THE TASK: Select, from the data, each line where "values" occurs.

RAW DATA:
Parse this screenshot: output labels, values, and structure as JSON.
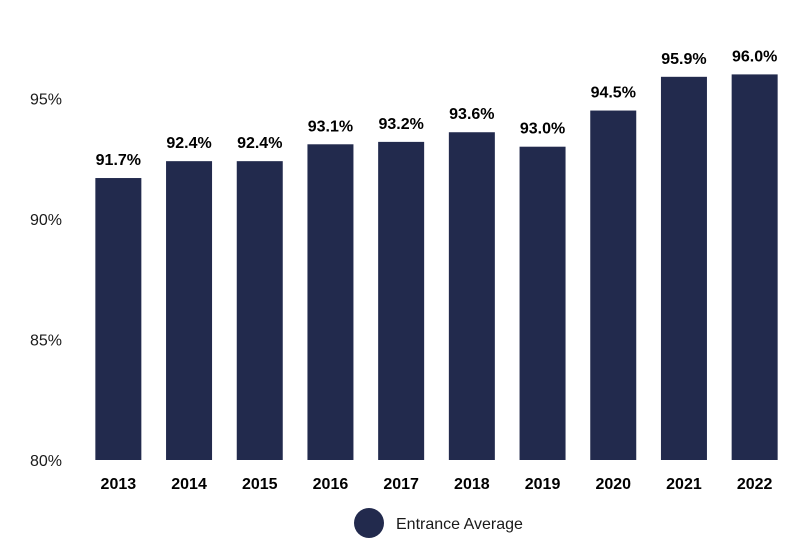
{
  "chart_data": {
    "type": "bar",
    "categories": [
      "2013",
      "2014",
      "2015",
      "2016",
      "2017",
      "2018",
      "2019",
      "2020",
      "2021",
      "2022"
    ],
    "series": [
      {
        "name": "Entrance Average",
        "values": [
          91.7,
          92.4,
          92.4,
          93.1,
          93.2,
          93.6,
          93.0,
          94.5,
          95.9,
          96.0
        ]
      }
    ],
    "data_labels": [
      "91.7%",
      "92.4%",
      "92.4%",
      "93.1%",
      "93.2%",
      "93.6%",
      "93.0%",
      "94.5%",
      "95.9%",
      "96.0%"
    ],
    "yticks": [
      80,
      85,
      90,
      95
    ],
    "ytick_labels": [
      "80%",
      "85%",
      "90%",
      "95%"
    ],
    "ylim": [
      80,
      97
    ],
    "grid": false,
    "legend_position": "bottom-center",
    "bar_color": "#222a4d"
  }
}
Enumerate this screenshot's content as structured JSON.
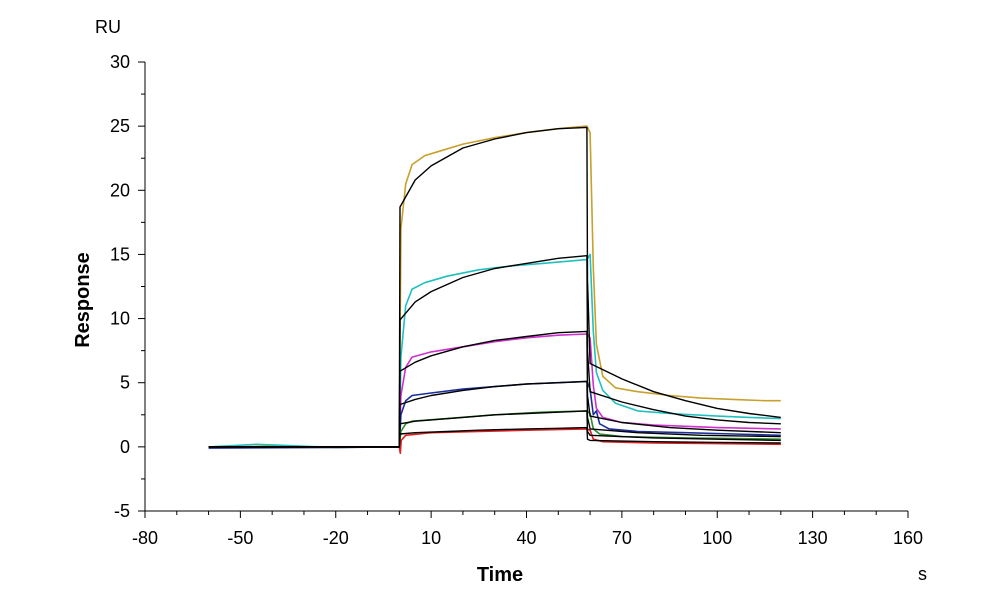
{
  "chart_data": {
    "type": "line",
    "title": "",
    "xlabel": "Time",
    "ylabel": "Response",
    "x_unit": "s",
    "y_unit": "RU",
    "xlim": [
      -80,
      160
    ],
    "ylim": [
      -5,
      30
    ],
    "x_ticks": [
      -80,
      -50,
      -20,
      10,
      40,
      70,
      100,
      130,
      160
    ],
    "y_ticks": [
      -5,
      0,
      5,
      10,
      15,
      20,
      25,
      30
    ],
    "grid": false,
    "legend": "none",
    "series": [
      {
        "color": "#C8A02A",
        "points": [
          [
            -60,
            0.0
          ],
          [
            -40,
            0.05
          ],
          [
            -20,
            -0.05
          ],
          [
            -5,
            0.0
          ],
          [
            0,
            0.0
          ],
          [
            0.5,
            17.0
          ],
          [
            2,
            20.5
          ],
          [
            4,
            22.0
          ],
          [
            8,
            22.7
          ],
          [
            12,
            23.0
          ],
          [
            20,
            23.6
          ],
          [
            30,
            24.1
          ],
          [
            40,
            24.5
          ],
          [
            50,
            24.8
          ],
          [
            59,
            25.0
          ],
          [
            60,
            24.5
          ],
          [
            61,
            14.0
          ],
          [
            62,
            8.0
          ],
          [
            64,
            5.5
          ],
          [
            68,
            4.6
          ],
          [
            75,
            4.3
          ],
          [
            85,
            4.0
          ],
          [
            95,
            3.8
          ],
          [
            105,
            3.7
          ],
          [
            115,
            3.6
          ],
          [
            120,
            3.6
          ]
        ]
      },
      {
        "color": "#20C0C0",
        "points": [
          [
            -60,
            0.0
          ],
          [
            -45,
            0.2
          ],
          [
            -35,
            0.1
          ],
          [
            -20,
            -0.05
          ],
          [
            -5,
            0.0
          ],
          [
            0,
            0.0
          ],
          [
            0.5,
            7.0
          ],
          [
            2,
            11.0
          ],
          [
            4,
            12.3
          ],
          [
            8,
            12.8
          ],
          [
            15,
            13.3
          ],
          [
            25,
            13.8
          ],
          [
            35,
            14.1
          ],
          [
            45,
            14.3
          ],
          [
            59,
            14.6
          ],
          [
            60,
            15.0
          ],
          [
            61,
            9.0
          ],
          [
            62,
            5.8
          ],
          [
            64,
            4.4
          ],
          [
            68,
            3.4
          ],
          [
            75,
            2.8
          ],
          [
            85,
            2.6
          ],
          [
            100,
            2.4
          ],
          [
            110,
            2.3
          ],
          [
            120,
            2.2
          ]
        ]
      },
      {
        "color": "#D030D0",
        "points": [
          [
            -60,
            0.0
          ],
          [
            -20,
            0.0
          ],
          [
            0,
            0.0
          ],
          [
            0.5,
            4.0
          ],
          [
            2,
            6.2
          ],
          [
            4,
            7.0
          ],
          [
            10,
            7.4
          ],
          [
            20,
            7.8
          ],
          [
            30,
            8.2
          ],
          [
            40,
            8.5
          ],
          [
            50,
            8.7
          ],
          [
            59,
            8.8
          ],
          [
            60,
            8.5
          ],
          [
            61,
            4.8
          ],
          [
            62,
            3.0
          ],
          [
            64,
            2.3
          ],
          [
            70,
            1.9
          ],
          [
            80,
            1.7
          ],
          [
            90,
            1.6
          ],
          [
            100,
            1.5
          ],
          [
            120,
            1.4
          ]
        ]
      },
      {
        "color": "#1A2F9A",
        "points": [
          [
            -60,
            -0.1
          ],
          [
            -20,
            -0.05
          ],
          [
            0,
            0.0
          ],
          [
            0.5,
            2.5
          ],
          [
            2,
            3.6
          ],
          [
            4,
            4.0
          ],
          [
            10,
            4.2
          ],
          [
            20,
            4.5
          ],
          [
            30,
            4.7
          ],
          [
            40,
            4.9
          ],
          [
            50,
            5.0
          ],
          [
            59,
            5.1
          ],
          [
            60,
            4.5
          ],
          [
            61,
            2.5
          ],
          [
            62,
            2.8
          ],
          [
            63,
            1.8
          ],
          [
            66,
            1.4
          ],
          [
            75,
            1.2
          ],
          [
            90,
            1.1
          ],
          [
            105,
            1.0
          ],
          [
            120,
            0.9
          ]
        ]
      },
      {
        "color": "#2E8B2E",
        "points": [
          [
            -60,
            0.0
          ],
          [
            -20,
            0.0
          ],
          [
            0,
            0.0
          ],
          [
            0.5,
            1.2
          ],
          [
            2,
            1.8
          ],
          [
            4,
            2.0
          ],
          [
            15,
            2.2
          ],
          [
            30,
            2.5
          ],
          [
            45,
            2.7
          ],
          [
            59,
            2.8
          ],
          [
            60,
            2.6
          ],
          [
            61,
            1.4
          ],
          [
            63,
            1.0
          ],
          [
            70,
            0.8
          ],
          [
            90,
            0.7
          ],
          [
            120,
            0.6
          ]
        ]
      },
      {
        "color": "#E02020",
        "points": [
          [
            -60,
            0.0
          ],
          [
            -20,
            0.0
          ],
          [
            0,
            0.0
          ],
          [
            0.3,
            -0.5
          ],
          [
            0.6,
            0.5
          ],
          [
            2,
            0.9
          ],
          [
            10,
            1.1
          ],
          [
            25,
            1.2
          ],
          [
            40,
            1.3
          ],
          [
            59,
            1.4
          ],
          [
            60,
            1.3
          ],
          [
            61,
            0.6
          ],
          [
            64,
            0.4
          ],
          [
            80,
            0.3
          ],
          [
            100,
            0.25
          ],
          [
            120,
            0.2
          ]
        ]
      }
    ],
    "fit_series": [
      {
        "color": "#000000",
        "points": [
          [
            -60,
            0.0
          ],
          [
            0,
            0.0
          ],
          [
            0.2,
            18.7
          ],
          [
            5,
            20.8
          ],
          [
            10,
            21.9
          ],
          [
            20,
            23.3
          ],
          [
            30,
            24.0
          ],
          [
            40,
            24.5
          ],
          [
            50,
            24.8
          ],
          [
            59,
            24.9
          ],
          [
            59.2,
            13.0
          ],
          [
            60,
            6.5
          ],
          [
            70,
            5.3
          ],
          [
            80,
            4.3
          ],
          [
            90,
            3.6
          ],
          [
            100,
            3.0
          ],
          [
            110,
            2.6
          ],
          [
            120,
            2.3
          ]
        ]
      },
      {
        "color": "#000000",
        "points": [
          [
            -60,
            0.0
          ],
          [
            0,
            0.0
          ],
          [
            0.2,
            9.9
          ],
          [
            5,
            11.3
          ],
          [
            10,
            12.1
          ],
          [
            20,
            13.2
          ],
          [
            30,
            13.9
          ],
          [
            40,
            14.3
          ],
          [
            50,
            14.7
          ],
          [
            59,
            14.9
          ],
          [
            59.2,
            7.5
          ],
          [
            60,
            4.3
          ],
          [
            70,
            3.5
          ],
          [
            80,
            2.9
          ],
          [
            90,
            2.4
          ],
          [
            100,
            2.1
          ],
          [
            110,
            1.9
          ],
          [
            120,
            1.8
          ]
        ]
      },
      {
        "color": "#000000",
        "points": [
          [
            -60,
            0.0
          ],
          [
            0,
            0.0
          ],
          [
            0.2,
            5.9
          ],
          [
            5,
            6.6
          ],
          [
            10,
            7.1
          ],
          [
            20,
            7.8
          ],
          [
            30,
            8.3
          ],
          [
            40,
            8.6
          ],
          [
            50,
            8.9
          ],
          [
            59,
            9.0
          ],
          [
            59.2,
            4.0
          ],
          [
            60,
            2.4
          ],
          [
            70,
            1.9
          ],
          [
            85,
            1.5
          ],
          [
            100,
            1.3
          ],
          [
            120,
            1.1
          ]
        ]
      },
      {
        "color": "#000000",
        "points": [
          [
            -60,
            0.0
          ],
          [
            0,
            0.0
          ],
          [
            0.2,
            3.3
          ],
          [
            5,
            3.7
          ],
          [
            10,
            4.0
          ],
          [
            20,
            4.4
          ],
          [
            30,
            4.7
          ],
          [
            40,
            4.9
          ],
          [
            50,
            5.0
          ],
          [
            59,
            5.1
          ],
          [
            59.2,
            2.3
          ],
          [
            60,
            1.4
          ],
          [
            75,
            1.1
          ],
          [
            95,
            0.9
          ],
          [
            120,
            0.8
          ]
        ]
      },
      {
        "color": "#000000",
        "points": [
          [
            -60,
            0.0
          ],
          [
            0,
            0.0
          ],
          [
            0.2,
            1.8
          ],
          [
            5,
            2.0
          ],
          [
            10,
            2.1
          ],
          [
            20,
            2.3
          ],
          [
            30,
            2.5
          ],
          [
            40,
            2.6
          ],
          [
            50,
            2.7
          ],
          [
            59,
            2.8
          ],
          [
            59.2,
            1.2
          ],
          [
            60,
            0.9
          ],
          [
            80,
            0.7
          ],
          [
            100,
            0.6
          ],
          [
            120,
            0.5
          ]
        ]
      },
      {
        "color": "#000000",
        "points": [
          [
            -60,
            0.0
          ],
          [
            0,
            0.0
          ],
          [
            0.2,
            1.0
          ],
          [
            5,
            1.1
          ],
          [
            15,
            1.2
          ],
          [
            25,
            1.3
          ],
          [
            40,
            1.4
          ],
          [
            50,
            1.45
          ],
          [
            59,
            1.5
          ],
          [
            59.2,
            0.6
          ],
          [
            60,
            0.5
          ],
          [
            80,
            0.4
          ],
          [
            100,
            0.35
          ],
          [
            120,
            0.3
          ]
        ]
      }
    ]
  }
}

REPLY TO THE EXERCISE:
Parse this screenshot: output labels, values, and structure as JSON.
        "values": [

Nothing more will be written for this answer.